>> begin MATERIALS PROVIDED
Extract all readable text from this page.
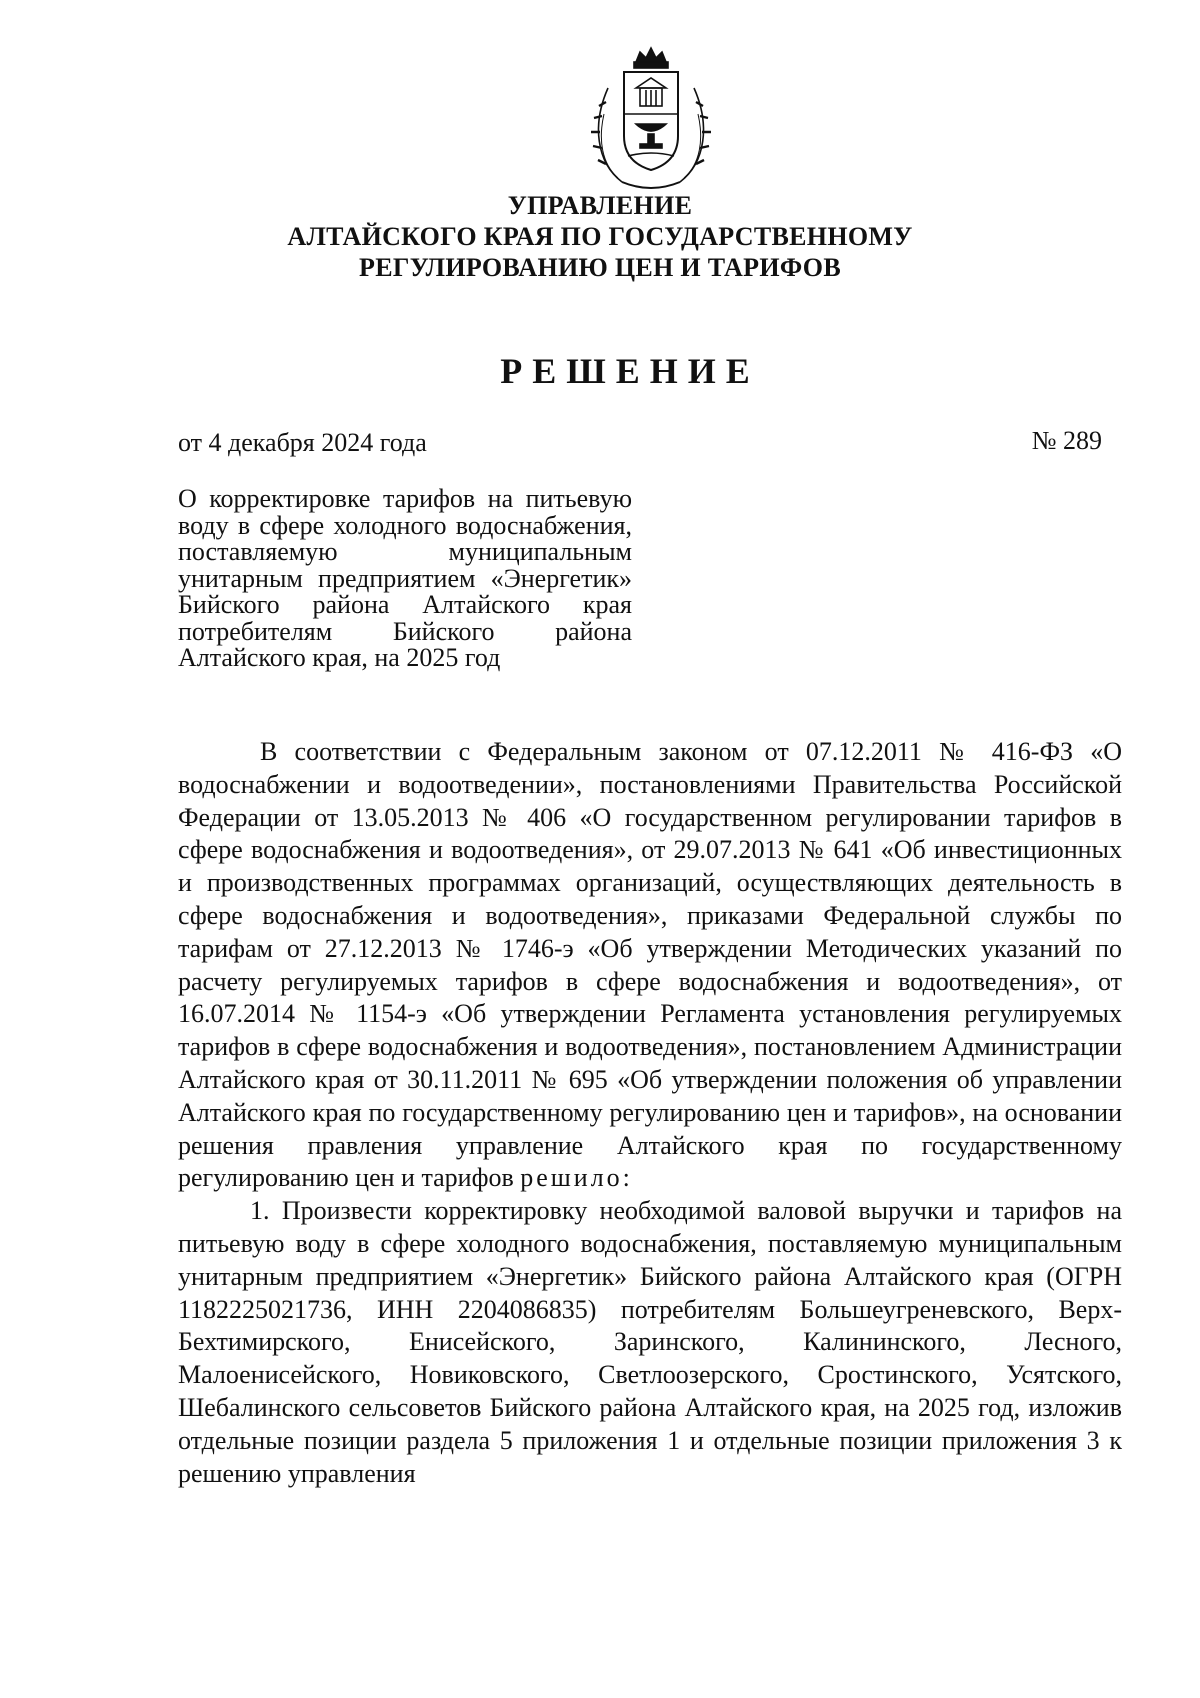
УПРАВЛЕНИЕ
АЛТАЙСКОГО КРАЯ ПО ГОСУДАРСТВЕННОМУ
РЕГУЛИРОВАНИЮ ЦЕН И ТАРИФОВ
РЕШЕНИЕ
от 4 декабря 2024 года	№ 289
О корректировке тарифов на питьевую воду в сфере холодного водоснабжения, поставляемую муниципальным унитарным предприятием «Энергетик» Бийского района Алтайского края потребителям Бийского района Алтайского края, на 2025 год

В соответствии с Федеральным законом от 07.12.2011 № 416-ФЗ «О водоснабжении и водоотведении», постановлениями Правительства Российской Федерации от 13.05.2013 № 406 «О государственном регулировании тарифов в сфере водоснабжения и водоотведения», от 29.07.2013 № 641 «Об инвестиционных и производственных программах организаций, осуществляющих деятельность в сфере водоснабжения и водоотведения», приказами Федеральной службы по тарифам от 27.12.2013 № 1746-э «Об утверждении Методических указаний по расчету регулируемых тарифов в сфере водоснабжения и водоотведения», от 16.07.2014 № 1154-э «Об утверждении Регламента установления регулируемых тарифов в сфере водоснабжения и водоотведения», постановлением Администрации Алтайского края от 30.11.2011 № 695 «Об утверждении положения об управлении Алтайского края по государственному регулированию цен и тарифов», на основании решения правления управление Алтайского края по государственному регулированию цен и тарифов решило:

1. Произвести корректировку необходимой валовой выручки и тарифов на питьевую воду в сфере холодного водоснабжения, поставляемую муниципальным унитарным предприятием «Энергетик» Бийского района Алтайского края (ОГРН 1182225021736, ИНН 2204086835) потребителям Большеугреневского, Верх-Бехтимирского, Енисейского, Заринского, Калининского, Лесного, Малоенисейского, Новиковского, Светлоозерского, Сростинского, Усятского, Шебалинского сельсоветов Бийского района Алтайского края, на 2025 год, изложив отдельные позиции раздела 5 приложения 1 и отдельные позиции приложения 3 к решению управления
>> end MATERIALS PROVIDED
>> begin MATERIALS PROVIDED
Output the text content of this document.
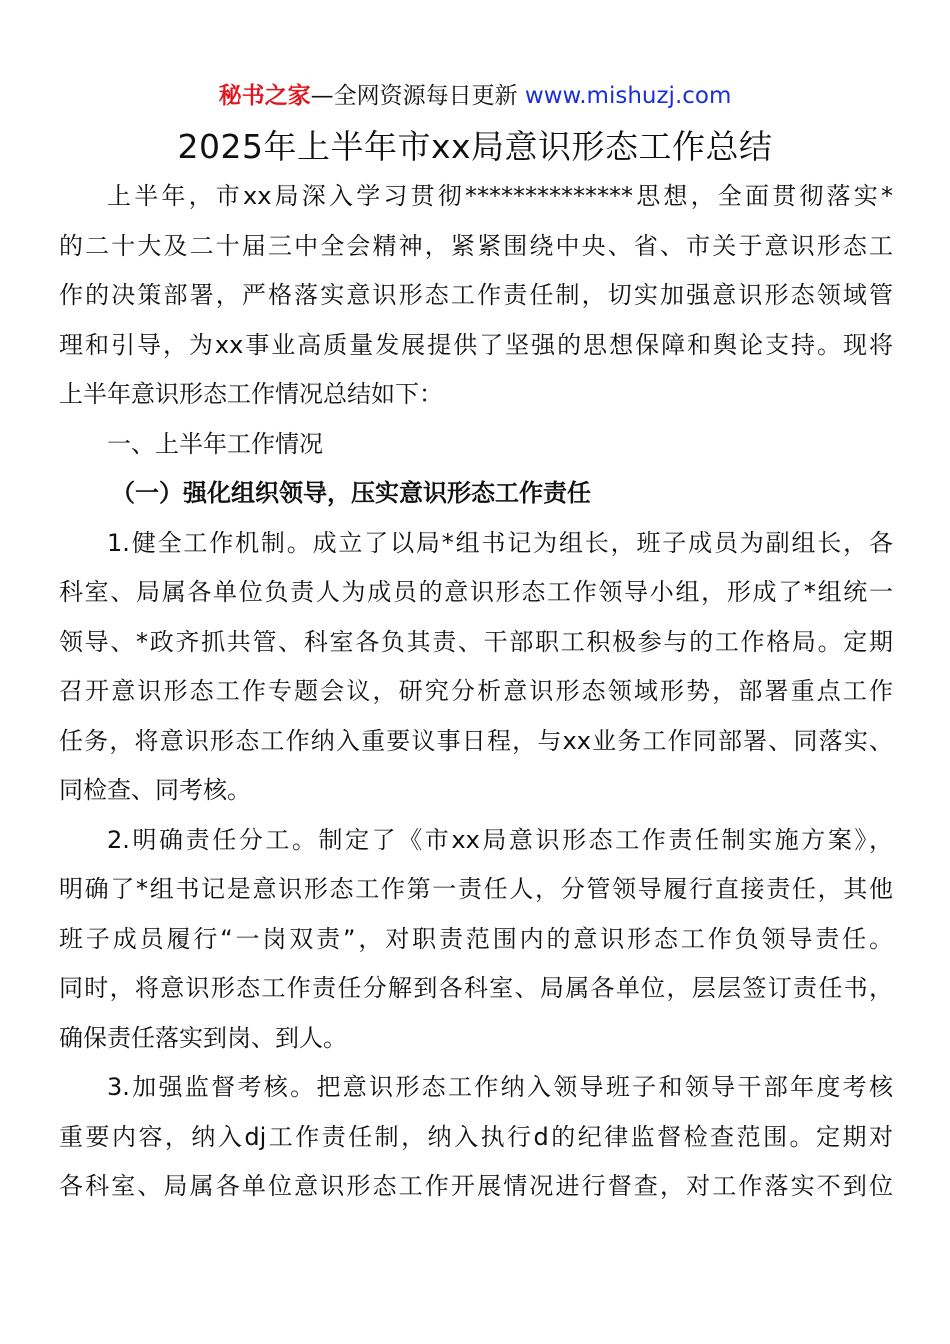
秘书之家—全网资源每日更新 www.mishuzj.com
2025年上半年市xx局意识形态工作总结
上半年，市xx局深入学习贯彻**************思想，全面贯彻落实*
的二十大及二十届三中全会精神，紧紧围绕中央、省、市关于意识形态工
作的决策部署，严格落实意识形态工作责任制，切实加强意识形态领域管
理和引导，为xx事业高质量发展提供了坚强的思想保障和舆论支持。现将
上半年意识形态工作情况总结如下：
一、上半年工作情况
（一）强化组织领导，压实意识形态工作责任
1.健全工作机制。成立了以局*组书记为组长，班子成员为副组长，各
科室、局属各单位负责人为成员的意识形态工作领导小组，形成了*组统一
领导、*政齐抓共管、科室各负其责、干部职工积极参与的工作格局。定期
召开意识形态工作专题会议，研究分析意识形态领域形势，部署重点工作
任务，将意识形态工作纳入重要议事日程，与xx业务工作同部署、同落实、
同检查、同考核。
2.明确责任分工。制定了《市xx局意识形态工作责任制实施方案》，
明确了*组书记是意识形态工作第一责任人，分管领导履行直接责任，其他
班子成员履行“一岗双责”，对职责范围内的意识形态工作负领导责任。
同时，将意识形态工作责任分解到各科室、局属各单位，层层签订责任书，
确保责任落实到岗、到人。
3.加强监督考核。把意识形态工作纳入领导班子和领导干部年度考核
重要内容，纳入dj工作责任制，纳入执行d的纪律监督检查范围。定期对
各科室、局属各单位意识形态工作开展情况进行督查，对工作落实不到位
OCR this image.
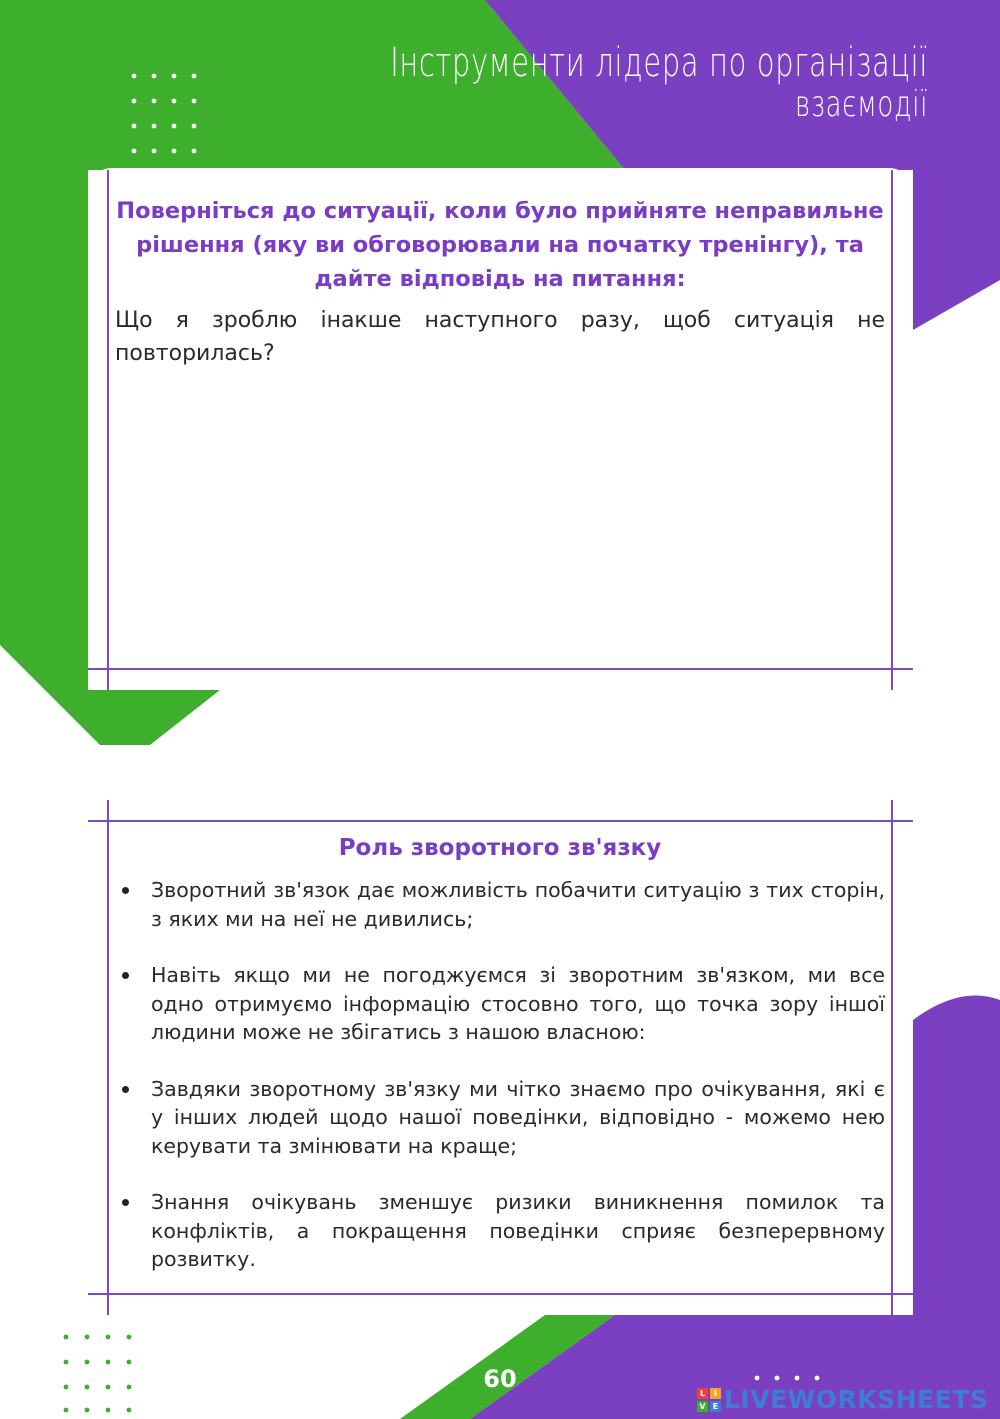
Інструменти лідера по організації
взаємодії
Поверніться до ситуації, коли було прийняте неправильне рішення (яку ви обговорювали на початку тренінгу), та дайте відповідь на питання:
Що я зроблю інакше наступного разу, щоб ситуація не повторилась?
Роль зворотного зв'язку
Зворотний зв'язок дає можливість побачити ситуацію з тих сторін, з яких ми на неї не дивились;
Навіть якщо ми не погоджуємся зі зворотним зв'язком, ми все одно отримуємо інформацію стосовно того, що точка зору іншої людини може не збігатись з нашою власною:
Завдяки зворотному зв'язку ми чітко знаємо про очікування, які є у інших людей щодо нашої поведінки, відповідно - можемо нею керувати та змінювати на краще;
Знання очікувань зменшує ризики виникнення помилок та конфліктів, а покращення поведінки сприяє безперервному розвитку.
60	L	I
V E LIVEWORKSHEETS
>> end MATERIALS PROVIDED
>> begin MATERIALS PROVIDED
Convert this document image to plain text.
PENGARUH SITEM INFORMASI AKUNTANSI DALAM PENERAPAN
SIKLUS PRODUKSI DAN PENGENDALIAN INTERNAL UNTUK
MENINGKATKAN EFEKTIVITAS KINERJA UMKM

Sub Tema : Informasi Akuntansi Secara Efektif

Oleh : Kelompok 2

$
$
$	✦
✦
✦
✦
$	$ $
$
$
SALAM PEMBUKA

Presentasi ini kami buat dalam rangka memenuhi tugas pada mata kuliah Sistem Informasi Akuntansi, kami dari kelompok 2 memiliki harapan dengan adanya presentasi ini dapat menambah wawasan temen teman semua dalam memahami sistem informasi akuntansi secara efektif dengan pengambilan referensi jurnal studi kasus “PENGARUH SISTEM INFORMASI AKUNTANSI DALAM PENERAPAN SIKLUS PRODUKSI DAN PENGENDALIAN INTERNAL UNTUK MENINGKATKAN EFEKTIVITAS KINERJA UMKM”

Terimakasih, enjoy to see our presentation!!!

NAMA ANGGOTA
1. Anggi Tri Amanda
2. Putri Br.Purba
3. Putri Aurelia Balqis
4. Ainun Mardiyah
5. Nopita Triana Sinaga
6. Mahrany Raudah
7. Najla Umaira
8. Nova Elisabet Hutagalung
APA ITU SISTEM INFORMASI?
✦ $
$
>> end MATERIALS PROVIDED
YOUR GOAL >>
Pick every line with "язку" in it and copy it.

EXERCISE RESULT >>
Роль зворотного зв'язку
Завдяки зворотному зв'язку ми чітко знаємо про очікування, які є у інших людей щодо нашої поведінки, відповідно - можемо нею керувати та змінювати на краще;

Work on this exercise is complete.